• **What to work on**
Within the records below, find each line that holds the string "Berthe", then copy it.

• **Data supplied**
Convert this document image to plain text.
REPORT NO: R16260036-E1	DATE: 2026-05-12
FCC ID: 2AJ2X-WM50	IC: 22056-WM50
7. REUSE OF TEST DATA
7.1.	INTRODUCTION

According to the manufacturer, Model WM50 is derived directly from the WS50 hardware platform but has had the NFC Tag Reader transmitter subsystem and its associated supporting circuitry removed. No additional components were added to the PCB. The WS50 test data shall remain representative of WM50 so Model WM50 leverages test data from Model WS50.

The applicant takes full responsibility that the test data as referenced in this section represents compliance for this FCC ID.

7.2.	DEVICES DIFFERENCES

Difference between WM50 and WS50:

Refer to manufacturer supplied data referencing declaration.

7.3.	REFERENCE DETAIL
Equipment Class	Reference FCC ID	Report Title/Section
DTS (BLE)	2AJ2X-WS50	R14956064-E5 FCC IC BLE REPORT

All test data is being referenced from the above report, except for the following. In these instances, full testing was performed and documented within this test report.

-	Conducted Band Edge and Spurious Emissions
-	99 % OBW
...
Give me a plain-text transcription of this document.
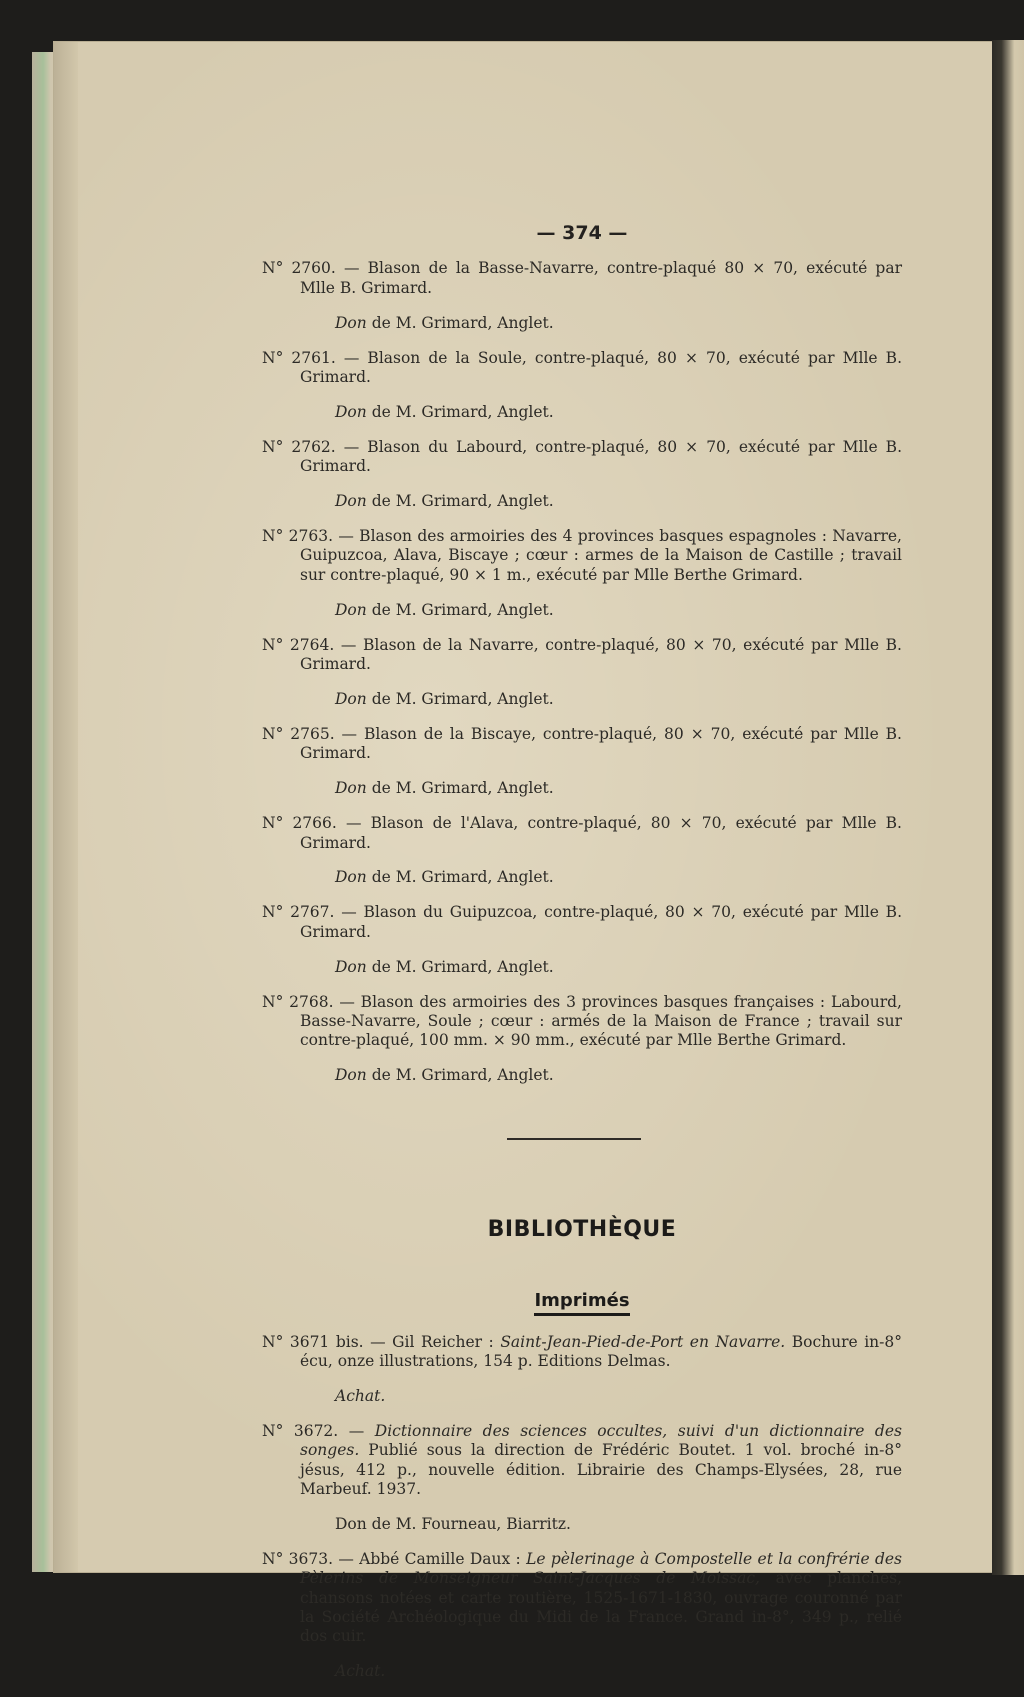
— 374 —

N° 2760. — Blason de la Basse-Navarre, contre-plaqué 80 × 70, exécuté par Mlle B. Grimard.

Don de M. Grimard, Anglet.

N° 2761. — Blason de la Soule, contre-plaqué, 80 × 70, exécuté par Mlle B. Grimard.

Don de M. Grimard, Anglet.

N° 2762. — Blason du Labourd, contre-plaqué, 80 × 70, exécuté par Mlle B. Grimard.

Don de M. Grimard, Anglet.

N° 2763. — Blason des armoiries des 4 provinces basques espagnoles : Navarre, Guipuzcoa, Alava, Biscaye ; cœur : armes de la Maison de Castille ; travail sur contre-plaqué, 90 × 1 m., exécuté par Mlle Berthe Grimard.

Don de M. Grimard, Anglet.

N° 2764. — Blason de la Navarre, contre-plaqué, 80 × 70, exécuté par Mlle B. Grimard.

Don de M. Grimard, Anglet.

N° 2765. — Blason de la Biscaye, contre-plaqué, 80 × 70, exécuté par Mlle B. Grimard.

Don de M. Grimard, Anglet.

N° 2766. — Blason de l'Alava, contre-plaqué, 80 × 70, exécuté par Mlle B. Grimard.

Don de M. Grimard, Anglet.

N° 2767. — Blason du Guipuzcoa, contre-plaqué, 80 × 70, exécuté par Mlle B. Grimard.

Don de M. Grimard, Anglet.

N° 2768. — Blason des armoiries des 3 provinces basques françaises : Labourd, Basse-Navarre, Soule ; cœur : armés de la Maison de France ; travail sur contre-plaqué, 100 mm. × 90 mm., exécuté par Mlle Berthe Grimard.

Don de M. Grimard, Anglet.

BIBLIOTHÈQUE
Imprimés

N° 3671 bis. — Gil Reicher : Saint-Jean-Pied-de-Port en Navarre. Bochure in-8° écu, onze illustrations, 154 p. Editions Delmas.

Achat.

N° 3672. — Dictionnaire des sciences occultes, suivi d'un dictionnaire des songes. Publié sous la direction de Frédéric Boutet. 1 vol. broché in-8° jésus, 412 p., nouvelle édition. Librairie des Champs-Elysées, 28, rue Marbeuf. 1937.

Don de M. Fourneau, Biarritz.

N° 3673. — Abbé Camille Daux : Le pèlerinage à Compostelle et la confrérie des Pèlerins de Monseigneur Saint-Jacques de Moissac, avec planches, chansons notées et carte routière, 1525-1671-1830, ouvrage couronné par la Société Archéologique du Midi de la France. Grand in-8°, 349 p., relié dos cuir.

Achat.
==
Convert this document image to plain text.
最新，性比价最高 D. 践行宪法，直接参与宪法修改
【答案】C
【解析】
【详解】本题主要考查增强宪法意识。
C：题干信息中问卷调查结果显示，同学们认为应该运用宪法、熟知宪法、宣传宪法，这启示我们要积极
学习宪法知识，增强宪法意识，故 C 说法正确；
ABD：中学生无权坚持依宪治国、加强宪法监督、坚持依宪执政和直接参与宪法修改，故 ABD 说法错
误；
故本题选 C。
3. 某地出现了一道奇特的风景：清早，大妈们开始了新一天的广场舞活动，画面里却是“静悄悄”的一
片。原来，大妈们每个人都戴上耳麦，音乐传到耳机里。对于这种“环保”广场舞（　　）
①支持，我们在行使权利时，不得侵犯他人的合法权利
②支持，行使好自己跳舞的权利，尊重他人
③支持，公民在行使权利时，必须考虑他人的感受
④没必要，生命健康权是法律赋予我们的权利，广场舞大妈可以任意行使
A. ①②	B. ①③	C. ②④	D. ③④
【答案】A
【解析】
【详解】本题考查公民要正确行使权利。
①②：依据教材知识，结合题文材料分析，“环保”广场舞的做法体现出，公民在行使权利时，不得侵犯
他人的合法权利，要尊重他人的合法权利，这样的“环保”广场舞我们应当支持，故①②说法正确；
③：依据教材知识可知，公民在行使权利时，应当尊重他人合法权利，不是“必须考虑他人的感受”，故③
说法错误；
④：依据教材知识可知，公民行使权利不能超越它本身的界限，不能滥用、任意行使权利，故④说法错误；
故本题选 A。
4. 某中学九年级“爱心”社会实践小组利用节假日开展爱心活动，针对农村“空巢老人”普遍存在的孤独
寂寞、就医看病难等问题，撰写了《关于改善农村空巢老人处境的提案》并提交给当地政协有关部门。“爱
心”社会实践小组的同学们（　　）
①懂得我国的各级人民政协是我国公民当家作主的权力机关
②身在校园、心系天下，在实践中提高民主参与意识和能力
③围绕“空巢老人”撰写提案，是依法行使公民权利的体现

• **Exercise output**
N° 2763. — Blason des armoiries des 4 provinces basques espagnoles : Navarre, Guipuzcoa, Alava, Biscaye ; cœur : armes de la Maison de Castille ; travail sur contre-plaqué, 90 × 1 m., exécuté par Mlle Berthe Grimard.
N° 2768. — Blason des armoiries des 3 provinces basques françaises : Labourd, Basse-Navarre, Soule ; cœur : armés de la Maison de France ; travail sur contre-plaqué, 100 mm. × 90 mm., exécuté par Mlle Berthe Grimard.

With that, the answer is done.